What is being asked: Reproduce all the lines below exactly and omit the images.
── Recorded data
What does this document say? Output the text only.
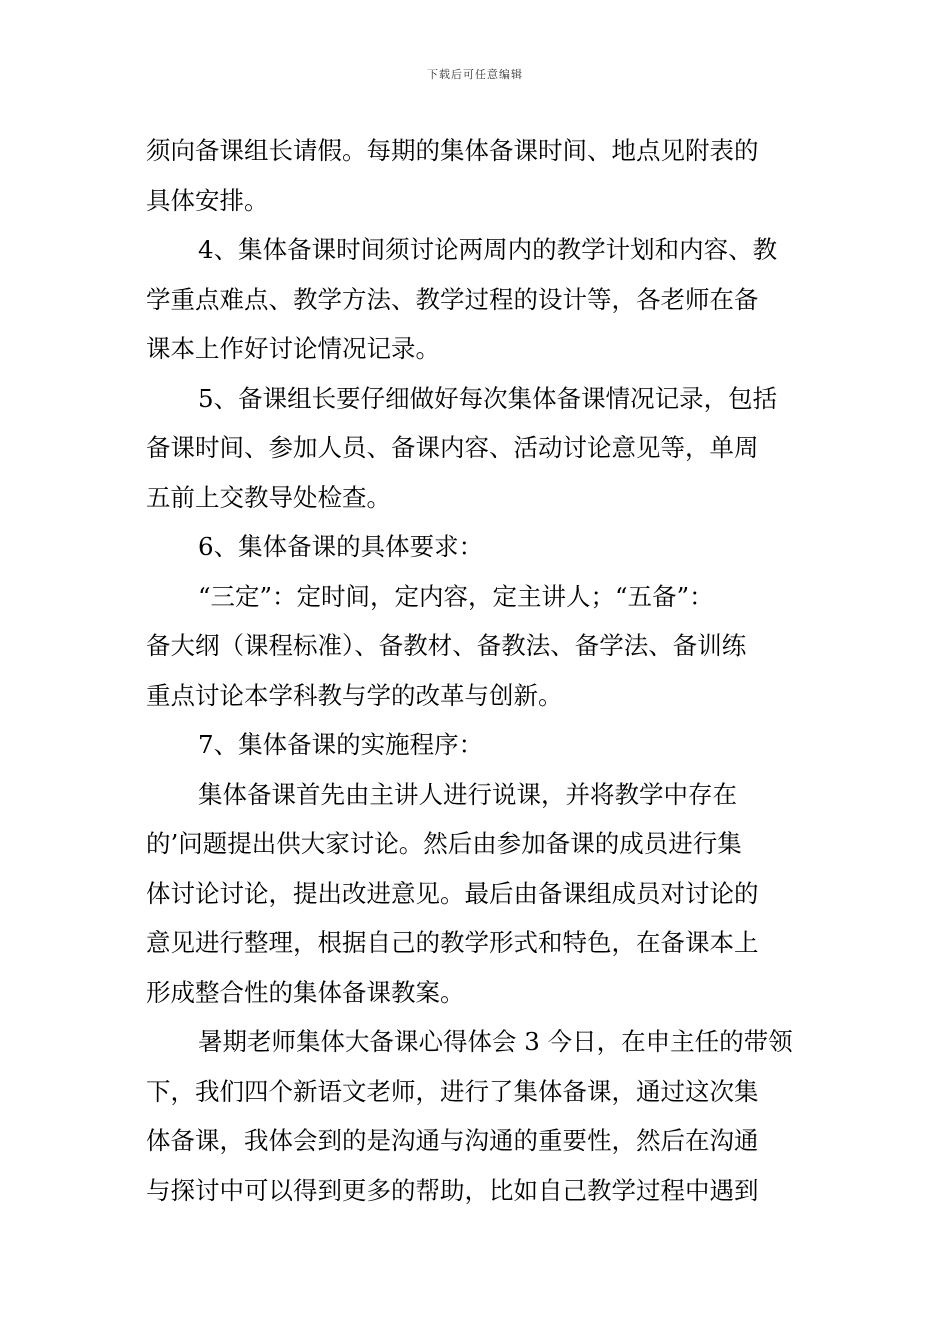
下载后可任意编辑
须向备课组长请假。每期的集体备课时间、地点见附表的
具体安排。
4、集体备课时间须讨论两周内的教学计划和内容、教
学重点难点、教学方法、教学过程的设计等，各老师在备
课本上作好讨论情况记录。
5、备课组长要仔细做好每次集体备课情况记录，包括
备课时间、参加人员、备课内容、活动讨论意见等，单周
五前上交教导处检查。
6、集体备课的具体要求：
“三定”：定时间，定内容，定主讲人；“五备”：
备大纲（课程标准）、备教材、备教法、备学法、备训练
重点讨论本学科教与学的改革与创新。
7、集体备课的实施程序：
集体备课首先由主讲人进行说课，并将教学中存在
的’问题提出供大家讨论。然后由参加备课的成员进行集
体讨论讨论，提出改进意见。最后由备课组成员对讨论的
意见进行整理，根据自己的教学形式和特色，在备课本上
形成整合性的集体备课教案。
暑期老师集体大备课心得体会 3 今日，在申主任的带领
下，我们四个新语文老师，进行了集体备课，通过这次集
体备课，我体会到的是沟通与沟通的重要性，然后在沟通
与探讨中可以得到更多的帮助，比如自己教学过程中遇到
────
Task response:
What does this document say? Output the text only.
下载后可任意编辑
须向备课组长请假。每期的集体备课时间、地点见附表的
具体安排。
4、集体备课时间须讨论两周内的教学计划和内容、教
学重点难点、教学方法、教学过程的设计等，各老师在备
课本上作好讨论情况记录。
5、备课组长要仔细做好每次集体备课情况记录，包括
备课时间、参加人员、备课内容、活动讨论意见等，单周
五前上交教导处检查。
6、集体备课的具体要求：
“三定”：定时间，定内容，定主讲人；“五备”：
备大纲（课程标准）、备教材、备教法、备学法、备训练
重点讨论本学科教与学的改革与创新。
7、集体备课的实施程序：
集体备课首先由主讲人进行说课，并将教学中存在
的’问题提出供大家讨论。然后由参加备课的成员进行集
体讨论讨论，提出改进意见。最后由备课组成员对讨论的
意见进行整理，根据自己的教学形式和特色，在备课本上
形成整合性的集体备课教案。
暑期老师集体大备课心得体会 3 今日，在申主任的带领
下，我们四个新语文老师，进行了集体备课，通过这次集
体备课，我体会到的是沟通与沟通的重要性，然后在沟通
与探讨中可以得到更多的帮助，比如自己教学过程中遇到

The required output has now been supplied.